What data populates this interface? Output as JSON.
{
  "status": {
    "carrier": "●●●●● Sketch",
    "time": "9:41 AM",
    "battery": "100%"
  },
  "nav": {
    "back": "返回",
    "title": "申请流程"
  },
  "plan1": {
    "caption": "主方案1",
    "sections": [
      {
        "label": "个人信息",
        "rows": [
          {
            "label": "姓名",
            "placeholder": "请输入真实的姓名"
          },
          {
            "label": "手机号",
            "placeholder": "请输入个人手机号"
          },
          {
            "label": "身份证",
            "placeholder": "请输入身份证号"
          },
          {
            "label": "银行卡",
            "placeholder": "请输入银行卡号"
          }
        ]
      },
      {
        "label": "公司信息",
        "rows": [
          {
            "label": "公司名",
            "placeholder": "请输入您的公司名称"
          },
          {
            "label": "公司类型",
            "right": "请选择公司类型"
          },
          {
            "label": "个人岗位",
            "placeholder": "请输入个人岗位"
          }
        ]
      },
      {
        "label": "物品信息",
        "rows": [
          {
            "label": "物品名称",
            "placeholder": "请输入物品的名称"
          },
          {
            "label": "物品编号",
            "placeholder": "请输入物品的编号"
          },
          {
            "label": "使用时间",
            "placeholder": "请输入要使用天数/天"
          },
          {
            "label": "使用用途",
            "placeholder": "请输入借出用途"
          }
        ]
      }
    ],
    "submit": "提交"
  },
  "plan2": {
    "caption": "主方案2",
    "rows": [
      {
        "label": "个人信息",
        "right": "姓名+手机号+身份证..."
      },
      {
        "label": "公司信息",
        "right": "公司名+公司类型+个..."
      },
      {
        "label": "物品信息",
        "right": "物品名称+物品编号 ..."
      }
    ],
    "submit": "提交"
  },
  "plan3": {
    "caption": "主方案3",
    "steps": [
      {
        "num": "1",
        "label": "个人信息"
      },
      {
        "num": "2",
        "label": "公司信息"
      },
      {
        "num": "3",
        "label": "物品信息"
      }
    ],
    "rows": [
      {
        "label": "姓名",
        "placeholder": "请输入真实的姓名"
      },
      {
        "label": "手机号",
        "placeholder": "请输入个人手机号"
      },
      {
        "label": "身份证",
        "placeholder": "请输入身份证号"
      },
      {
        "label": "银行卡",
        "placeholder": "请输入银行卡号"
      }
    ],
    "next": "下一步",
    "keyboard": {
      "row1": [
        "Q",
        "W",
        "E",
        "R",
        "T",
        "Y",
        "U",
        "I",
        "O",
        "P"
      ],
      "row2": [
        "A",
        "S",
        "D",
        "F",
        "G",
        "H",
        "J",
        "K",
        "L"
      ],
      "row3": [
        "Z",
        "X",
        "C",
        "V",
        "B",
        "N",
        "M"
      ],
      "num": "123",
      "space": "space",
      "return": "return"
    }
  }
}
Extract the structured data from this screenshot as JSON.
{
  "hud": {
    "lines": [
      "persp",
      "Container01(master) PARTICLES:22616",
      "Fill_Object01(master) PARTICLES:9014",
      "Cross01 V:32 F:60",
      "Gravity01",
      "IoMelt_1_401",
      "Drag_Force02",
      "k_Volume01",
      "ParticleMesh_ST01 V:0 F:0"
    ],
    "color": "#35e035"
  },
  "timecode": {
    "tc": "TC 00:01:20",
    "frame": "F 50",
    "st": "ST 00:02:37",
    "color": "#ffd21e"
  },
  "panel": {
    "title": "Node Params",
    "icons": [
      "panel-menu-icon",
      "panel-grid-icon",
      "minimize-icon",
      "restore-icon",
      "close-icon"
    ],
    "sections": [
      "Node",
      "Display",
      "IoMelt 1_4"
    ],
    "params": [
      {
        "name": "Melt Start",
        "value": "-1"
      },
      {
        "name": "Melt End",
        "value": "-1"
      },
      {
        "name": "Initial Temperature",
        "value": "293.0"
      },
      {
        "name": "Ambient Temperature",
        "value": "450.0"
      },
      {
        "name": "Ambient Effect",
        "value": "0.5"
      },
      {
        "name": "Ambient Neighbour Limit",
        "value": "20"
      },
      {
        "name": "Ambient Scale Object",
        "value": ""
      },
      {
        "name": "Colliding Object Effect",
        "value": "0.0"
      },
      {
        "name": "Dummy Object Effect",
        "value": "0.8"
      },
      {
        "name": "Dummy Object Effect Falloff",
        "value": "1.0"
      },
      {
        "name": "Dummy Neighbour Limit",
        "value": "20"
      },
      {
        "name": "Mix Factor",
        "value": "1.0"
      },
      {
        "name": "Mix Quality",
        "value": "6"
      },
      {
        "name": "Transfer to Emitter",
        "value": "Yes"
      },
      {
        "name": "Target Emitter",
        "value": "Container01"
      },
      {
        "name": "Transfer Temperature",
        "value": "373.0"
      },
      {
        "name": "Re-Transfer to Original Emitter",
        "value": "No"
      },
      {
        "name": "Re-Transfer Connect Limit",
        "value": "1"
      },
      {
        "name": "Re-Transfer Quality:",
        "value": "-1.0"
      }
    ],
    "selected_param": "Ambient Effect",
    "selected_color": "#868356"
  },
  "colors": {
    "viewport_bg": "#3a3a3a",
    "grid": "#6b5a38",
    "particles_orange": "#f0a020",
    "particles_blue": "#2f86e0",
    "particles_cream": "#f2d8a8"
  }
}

********************

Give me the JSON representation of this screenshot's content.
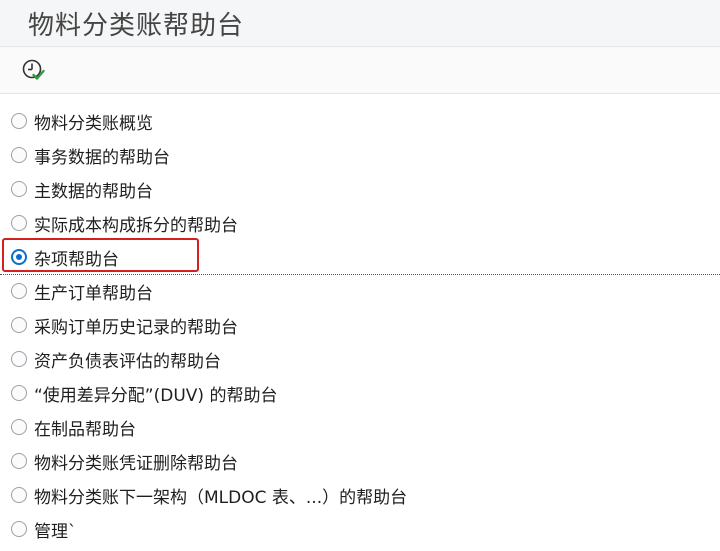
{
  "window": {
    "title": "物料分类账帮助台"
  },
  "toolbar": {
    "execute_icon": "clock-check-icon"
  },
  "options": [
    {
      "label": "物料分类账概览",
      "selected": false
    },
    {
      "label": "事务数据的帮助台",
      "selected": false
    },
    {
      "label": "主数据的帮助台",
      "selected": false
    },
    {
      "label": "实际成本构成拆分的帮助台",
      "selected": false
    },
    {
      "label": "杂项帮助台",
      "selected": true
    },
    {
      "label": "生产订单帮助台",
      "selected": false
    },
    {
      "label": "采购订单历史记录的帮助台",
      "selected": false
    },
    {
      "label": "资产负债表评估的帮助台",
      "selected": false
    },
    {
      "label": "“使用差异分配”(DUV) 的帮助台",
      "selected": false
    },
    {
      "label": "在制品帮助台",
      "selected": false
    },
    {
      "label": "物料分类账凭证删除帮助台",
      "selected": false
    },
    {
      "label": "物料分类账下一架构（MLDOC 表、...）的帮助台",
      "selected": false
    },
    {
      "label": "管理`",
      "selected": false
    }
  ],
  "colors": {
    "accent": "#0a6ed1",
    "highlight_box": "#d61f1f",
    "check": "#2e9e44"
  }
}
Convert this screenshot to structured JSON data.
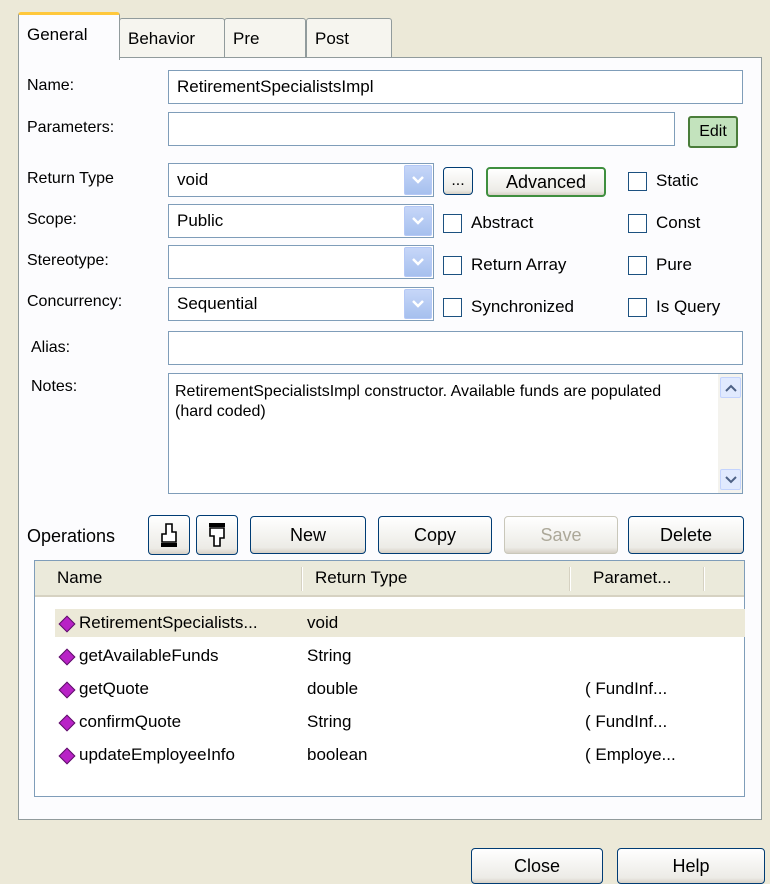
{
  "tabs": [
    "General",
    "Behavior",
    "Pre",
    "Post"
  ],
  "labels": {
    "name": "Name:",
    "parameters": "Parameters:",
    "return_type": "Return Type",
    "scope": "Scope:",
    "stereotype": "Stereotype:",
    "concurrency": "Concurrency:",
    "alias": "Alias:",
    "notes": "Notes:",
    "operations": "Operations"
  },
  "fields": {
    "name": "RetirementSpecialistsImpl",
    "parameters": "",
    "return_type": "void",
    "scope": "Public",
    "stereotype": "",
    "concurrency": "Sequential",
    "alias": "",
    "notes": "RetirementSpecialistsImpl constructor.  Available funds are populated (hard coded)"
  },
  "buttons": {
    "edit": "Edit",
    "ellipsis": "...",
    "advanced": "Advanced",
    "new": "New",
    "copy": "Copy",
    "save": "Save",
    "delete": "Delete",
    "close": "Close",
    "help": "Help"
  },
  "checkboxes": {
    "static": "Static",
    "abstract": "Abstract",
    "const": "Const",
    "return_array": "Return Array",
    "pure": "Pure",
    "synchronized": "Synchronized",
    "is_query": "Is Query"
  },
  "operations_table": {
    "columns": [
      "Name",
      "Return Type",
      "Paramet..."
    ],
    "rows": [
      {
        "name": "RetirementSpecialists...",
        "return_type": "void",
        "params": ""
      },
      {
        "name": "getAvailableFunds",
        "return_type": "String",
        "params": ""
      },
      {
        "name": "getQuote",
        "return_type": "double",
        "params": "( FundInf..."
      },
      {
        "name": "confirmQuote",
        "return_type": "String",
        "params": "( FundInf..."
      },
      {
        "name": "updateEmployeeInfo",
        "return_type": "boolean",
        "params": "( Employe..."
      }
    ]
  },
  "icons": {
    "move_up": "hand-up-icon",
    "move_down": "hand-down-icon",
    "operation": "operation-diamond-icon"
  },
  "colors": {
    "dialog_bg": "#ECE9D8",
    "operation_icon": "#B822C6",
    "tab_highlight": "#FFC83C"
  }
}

********************

Task directions ▸
Copy all lines from the entries that contain the word "title".

Right answer ▸
    "title": "申请流程"
    "title": "Node Params",
    "title": "物料分类账帮助台"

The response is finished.